> [TASK DIRECTIONS]:
Rewrite every line of the data below as a JSON list of strings, with one string per line and blank lines left out.

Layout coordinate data
<<<<

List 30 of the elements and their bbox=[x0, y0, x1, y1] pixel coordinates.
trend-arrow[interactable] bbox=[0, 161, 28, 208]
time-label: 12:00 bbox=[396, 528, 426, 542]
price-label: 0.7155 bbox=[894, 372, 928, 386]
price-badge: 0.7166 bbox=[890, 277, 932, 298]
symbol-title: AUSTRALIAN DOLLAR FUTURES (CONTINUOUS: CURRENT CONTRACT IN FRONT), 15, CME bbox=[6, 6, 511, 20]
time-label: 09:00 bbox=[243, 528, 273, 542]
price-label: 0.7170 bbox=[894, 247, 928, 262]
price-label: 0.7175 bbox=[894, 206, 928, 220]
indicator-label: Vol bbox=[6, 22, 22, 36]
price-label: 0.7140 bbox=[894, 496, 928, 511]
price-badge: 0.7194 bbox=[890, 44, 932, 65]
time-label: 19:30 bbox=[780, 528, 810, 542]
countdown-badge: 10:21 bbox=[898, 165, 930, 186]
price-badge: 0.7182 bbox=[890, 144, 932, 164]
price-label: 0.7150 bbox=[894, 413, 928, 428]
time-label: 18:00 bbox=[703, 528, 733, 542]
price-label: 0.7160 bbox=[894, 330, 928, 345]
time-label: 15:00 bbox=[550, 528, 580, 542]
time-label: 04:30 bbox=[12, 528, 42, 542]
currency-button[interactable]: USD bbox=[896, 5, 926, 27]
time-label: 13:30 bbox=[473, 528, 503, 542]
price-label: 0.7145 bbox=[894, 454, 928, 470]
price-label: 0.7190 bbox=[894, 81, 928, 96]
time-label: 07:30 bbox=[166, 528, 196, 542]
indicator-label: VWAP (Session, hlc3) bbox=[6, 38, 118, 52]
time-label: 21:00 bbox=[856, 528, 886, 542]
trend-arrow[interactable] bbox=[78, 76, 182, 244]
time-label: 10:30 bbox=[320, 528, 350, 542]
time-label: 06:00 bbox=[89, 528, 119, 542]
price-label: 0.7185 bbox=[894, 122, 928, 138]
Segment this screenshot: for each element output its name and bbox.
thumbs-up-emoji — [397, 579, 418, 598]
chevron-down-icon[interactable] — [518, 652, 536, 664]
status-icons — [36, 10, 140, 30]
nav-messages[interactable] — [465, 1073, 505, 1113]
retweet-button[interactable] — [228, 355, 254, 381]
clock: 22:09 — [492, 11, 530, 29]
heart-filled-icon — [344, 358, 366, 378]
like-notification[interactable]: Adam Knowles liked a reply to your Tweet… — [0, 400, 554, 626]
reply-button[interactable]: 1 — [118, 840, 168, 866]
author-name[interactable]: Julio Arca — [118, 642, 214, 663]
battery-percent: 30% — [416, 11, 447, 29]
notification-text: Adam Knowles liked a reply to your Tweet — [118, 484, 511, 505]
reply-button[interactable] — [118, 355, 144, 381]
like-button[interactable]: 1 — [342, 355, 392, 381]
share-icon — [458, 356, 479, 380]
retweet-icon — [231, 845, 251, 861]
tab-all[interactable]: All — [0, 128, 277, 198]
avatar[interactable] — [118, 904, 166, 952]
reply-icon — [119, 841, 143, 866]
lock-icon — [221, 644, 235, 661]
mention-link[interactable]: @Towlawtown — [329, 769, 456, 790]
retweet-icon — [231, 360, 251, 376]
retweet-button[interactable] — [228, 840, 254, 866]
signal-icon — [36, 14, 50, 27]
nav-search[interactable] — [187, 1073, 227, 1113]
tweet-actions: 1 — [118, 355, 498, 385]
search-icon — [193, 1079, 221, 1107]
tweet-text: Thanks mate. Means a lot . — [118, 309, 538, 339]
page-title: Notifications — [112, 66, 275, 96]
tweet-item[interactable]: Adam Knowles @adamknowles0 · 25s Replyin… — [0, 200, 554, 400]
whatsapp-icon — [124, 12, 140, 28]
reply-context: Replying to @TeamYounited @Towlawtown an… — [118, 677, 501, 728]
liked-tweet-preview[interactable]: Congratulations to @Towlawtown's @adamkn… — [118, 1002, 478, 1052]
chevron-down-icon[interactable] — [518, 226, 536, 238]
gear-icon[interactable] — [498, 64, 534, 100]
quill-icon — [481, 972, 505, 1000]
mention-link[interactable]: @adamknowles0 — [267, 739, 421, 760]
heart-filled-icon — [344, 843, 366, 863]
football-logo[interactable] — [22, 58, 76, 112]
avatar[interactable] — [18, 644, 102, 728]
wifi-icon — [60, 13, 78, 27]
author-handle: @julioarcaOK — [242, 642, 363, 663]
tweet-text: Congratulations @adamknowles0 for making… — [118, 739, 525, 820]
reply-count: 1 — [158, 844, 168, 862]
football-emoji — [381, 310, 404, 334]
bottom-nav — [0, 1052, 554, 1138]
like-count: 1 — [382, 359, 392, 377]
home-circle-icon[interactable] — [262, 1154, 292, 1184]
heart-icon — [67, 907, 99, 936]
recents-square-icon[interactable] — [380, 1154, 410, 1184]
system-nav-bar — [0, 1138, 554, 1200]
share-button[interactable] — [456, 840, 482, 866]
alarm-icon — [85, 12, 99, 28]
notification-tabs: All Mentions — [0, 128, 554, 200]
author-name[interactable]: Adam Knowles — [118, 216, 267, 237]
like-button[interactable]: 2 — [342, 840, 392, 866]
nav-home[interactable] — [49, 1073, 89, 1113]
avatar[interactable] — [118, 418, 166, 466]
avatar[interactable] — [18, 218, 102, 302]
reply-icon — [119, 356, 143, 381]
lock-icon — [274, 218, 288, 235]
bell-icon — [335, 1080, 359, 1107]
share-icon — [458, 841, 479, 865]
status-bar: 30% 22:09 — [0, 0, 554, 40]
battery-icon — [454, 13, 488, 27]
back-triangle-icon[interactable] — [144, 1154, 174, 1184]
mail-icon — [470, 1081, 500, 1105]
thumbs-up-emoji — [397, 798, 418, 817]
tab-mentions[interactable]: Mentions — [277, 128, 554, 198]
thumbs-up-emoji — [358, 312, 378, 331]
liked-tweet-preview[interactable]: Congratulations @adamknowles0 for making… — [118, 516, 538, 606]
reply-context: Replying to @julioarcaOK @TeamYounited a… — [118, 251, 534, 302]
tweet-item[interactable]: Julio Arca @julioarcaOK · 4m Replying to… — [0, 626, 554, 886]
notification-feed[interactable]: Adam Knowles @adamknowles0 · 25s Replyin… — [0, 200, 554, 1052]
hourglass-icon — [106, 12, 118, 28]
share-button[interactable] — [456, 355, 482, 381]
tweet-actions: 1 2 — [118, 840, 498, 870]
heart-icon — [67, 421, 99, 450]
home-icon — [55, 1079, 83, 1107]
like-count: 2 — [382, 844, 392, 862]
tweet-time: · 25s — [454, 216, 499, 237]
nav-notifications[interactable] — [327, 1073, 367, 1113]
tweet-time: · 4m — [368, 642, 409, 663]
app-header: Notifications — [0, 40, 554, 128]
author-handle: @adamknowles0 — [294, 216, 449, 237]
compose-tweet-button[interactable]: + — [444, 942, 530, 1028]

>>>>

> [RESULT OF THE EXERCISE]:
[
  "List 30 of the elements and their bbox=[x0, y0, x1, y1] pixel coordinates.",
  "trend-arrow[interactable] bbox=[0, 161, 28, 208]",
  "time-label: 12:00 bbox=[396, 528, 426, 542]",
  "price-label: 0.7155 bbox=[894, 372, 928, 386]",
  "price-badge: 0.7166 bbox=[890, 277, 932, 298]",
  "symbol-title: AUSTRALIAN DOLLAR FUTURES (CONTINUOUS: CURRENT CONTRACT IN FRONT), 15, CME bbox=[6, 6, 511, 20]",
  "time-label: 09:00 bbox=[243, 528, 273, 542]",
  "price-label: 0.7170 bbox=[894, 247, 928, 262]",
  "price-label: 0.7175 bbox=[894, 206, 928, 220]",
  "indicator-label: Vol bbox=[6, 22, 22, 36]",
  "price-label: 0.7140 bbox=[894, 496, 928, 511]",
  "price-badge: 0.7194 bbox=[890, 44, 932, 65]",
  "time-label: 19:30 bbox=[780, 528, 810, 542]",
  "countdown-badge: 10:21 bbox=[898, 165, 930, 186]",
  "price-badge: 0.7182 bbox=[890, 144, 932, 164]",
  "price-label: 0.7150 bbox=[894, 413, 928, 428]",
  "time-label: 18:00 bbox=[703, 528, 733, 542]",
  "price-label: 0.7160 bbox=[894, 330, 928, 345]",
  "time-label: 15:00 bbox=[550, 528, 580, 542]",
  "time-label: 04:30 bbox=[12, 528, 42, 542]",
  "currency-button[interactable]: USD bbox=[896, 5, 926, 27]",
  "time-label: 13:30 bbox=[473, 528, 503, 542]",
  "price-label: 0.7145 bbox=[894, 454, 928, 470]",
  "price-label: 0.7190 bbox=[894, 81, 928, 96]",
  "time-label: 07:30 bbox=[166, 528, 196, 542]",
  "indicator-label: VWAP (Session, hlc3) bbox=[6, 38, 118, 52]",
  "time-label: 21:00 bbox=[856, 528, 886, 542]",
  "trend-arrow[interactable] bbox=[78, 76, 182, 244]",
  "time-label: 10:30 bbox=[320, 528, 350, 542]",
  "time-label: 06:00 bbox=[89, 528, 119, 542]",
  "price-label: 0.7185 bbox=[894, 122, 928, 138]",
  "Segment this screenshot: for each element output its name and bbox.",
  "thumbs-up-emoji — [397, 579, 418, 598]",
  "chevron-down-icon[interactable] — [518, 652, 536, 664]",
  "status-icons — [36, 10, 140, 30]",
  "nav-messages[interactable] — [465, 1073, 505, 1113]",
  "retweet-button[interactable] — [228, 355, 254, 381]",
  "clock: 22:09 — [492, 11, 530, 29]",
  "heart-filled-icon — [344, 358, 366, 378]",
  "like-notification[interactable]: Adam Knowles liked a reply to your Tweet… — [0, 400, 554, 626]",
  "reply-button[interactable]: 1 — [118, 840, 168, 866]",
  "author-name[interactable]: Julio Arca — [118, 642, 214, 663]",
  "battery-percent: 30% — [416, 11, 447, 29]",
  "notification-text: Adam Knowles liked a reply to your Tweet — [118, 484, 511, 505]",
  "reply-button[interactable] — [118, 355, 144, 381]",
  "like-button[interactable]: 1 — [342, 355, 392, 381]",
  "share-icon — [458, 356, 479, 380]",
  "retweet-icon — [231, 845, 251, 861]",
  "tab-all[interactable]: All — [0, 128, 277, 198]",
  "avatar[interactable] — [118, 904, 166, 952]",
  "reply-icon — [119, 841, 143, 866]",
  "lock-icon — [221, 644, 235, 661]",
  "mention-link[interactable]: @Towlawtown — [329, 769, 456, 790]",
  "retweet-icon — [231, 360, 251, 376]",
  "retweet-button[interactable] — [228, 840, 254, 866]",
  "signal-icon — [36, 14, 50, 27]",
  "nav-search[interactable] — [187, 1073, 227, 1113]",
  "tweet-actions: 1 — [118, 355, 498, 385]",
  "search-icon — [193, 1079, 221, 1107]",
  "tweet-text: Thanks mate. Means a lot . — [118, 309, 538, 339]",
  "page-title: Notifications — [112, 66, 275, 96]",
  "tweet-item[interactable]: Adam Knowles @adamknowles0 · 25s Replyin… — [0, 200, 554, 400]",
  "whatsapp-icon — [124, 12, 140, 28]",
  "reply-context: Replying to @TeamYounited @Towlawtown an… — [118, 677, 501, 728]",
  "liked-tweet-preview[interactable]: Congratulations to @Towlawtown's @adamkn… — [118, 1002, 478, 1052]",
  "chevron-down-icon[interactable] — [518, 226, 536, 238]",
  "gear-icon[interactable] — [498, 64, 534, 100]",
  "quill-icon — [481, 972, 505, 1000]",
  "mention-link[interactable]: @adamknowles0 — [267, 739, 421, 760]",
  "heart-filled-icon — [344, 843, 366, 863]",
  "football-logo[interactable] — [22, 58, 76, 112]",
  "avatar[interactable] — [18, 644, 102, 728]",
  "wifi-icon — [60, 13, 78, 27]",
  "author-handle: @julioarcaOK — [242, 642, 363, 663]",
  "tweet-text: Congratulations @adamknowles0 for making… — [118, 739, 525, 820]",
  "reply-count: 1 — [158, 844, 168, 862]",
  "football-emoji — [381, 310, 404, 334]",
  "bottom-nav — [0, 1052, 554, 1138]",
  "like-count: 1 — [382, 359, 392, 377]",
  "home-circle-icon[interactable] — [262, 1154, 292, 1184]",
  "heart-icon — [67, 907, 99, 936]",
  "recents-square-icon[interactable] — [380, 1154, 410, 1184]",
  "system-nav-bar — [0, 1138, 554, 1200]",
  "share-button[interactable] — [456, 840, 482, 866]",
  "alarm-icon — [85, 12, 99, 28]",
  "notification-tabs: All Mentions — [0, 128, 554, 200]",
  "author-name[interactable]: Adam Knowles — [118, 216, 267, 237]",
  "like-button[interactable]: 2 — [342, 840, 392, 866]",
  "nav-home[interactable] — [49, 1073, 89, 1113]",
  "avatar[interactable] — [118, 418, 166, 466]",
  "avatar[interactable] — [18, 218, 102, 302]",
  "reply-icon — [119, 356, 143, 381]",
  "lock-icon — [274, 218, 288, 235]",
  "bell-icon — [335, 1080, 359, 1107]",
  "share-icon — [458, 841, 479, 865]",
  "status-bar: 30% 22:09 — [0, 0, 554, 40]",
  "battery-icon — [454, 13, 488, 27]",
  "back-triangle-icon[interactable] — [144, 1154, 174, 1184]",
  "mail-icon — [470, 1081, 500, 1105]",
  "thumbs-up-emoji — [397, 798, 418, 817]",
  "tab-mentions[interactable]: Mentions — [277, 128, 554, 198]",
  "thumbs-up-emoji — [358, 312, 378, 331]",
  "liked-tweet-preview[interactable]: Congratulations @adamknowles0 for making… — [118, 516, 538, 606]",
  "reply-context: Replying to @julioarcaOK @TeamYounited a… — [118, 251, 534, 302]",
  "tweet-item[interactable]: Julio Arca @julioarcaOK · 4m Replying to… — [0, 626, 554, 886]",
  "notification-feed[interactable]: Adam Knowles @adamknowles0 · 25s Replyin… — [0, 200, 554, 1052]",
  "hourglass-icon — [106, 12, 118, 28]",
  "share-button[interactable] — [456, 355, 482, 381]",
  "tweet-actions: 1 2 — [118, 840, 498, 870]",
  "heart-icon — [67, 421, 99, 450]",
  "home-icon — [55, 1079, 83, 1107]",
  "like-count: 2 — [382, 844, 392, 862]",
  "tweet-time: · 25s — [454, 216, 499, 237]",
  "nav-notifications[interactable] — [327, 1073, 367, 1113]",
  "tweet-time: · 4m — [368, 642, 409, 663]",
  "app-header: Notifications — [0, 40, 554, 128]",
  "author-handle: @adamknowles0 — [294, 216, 449, 237]",
  "compose-tweet-button[interactable]: + — [444, 942, 530, 1028]"
]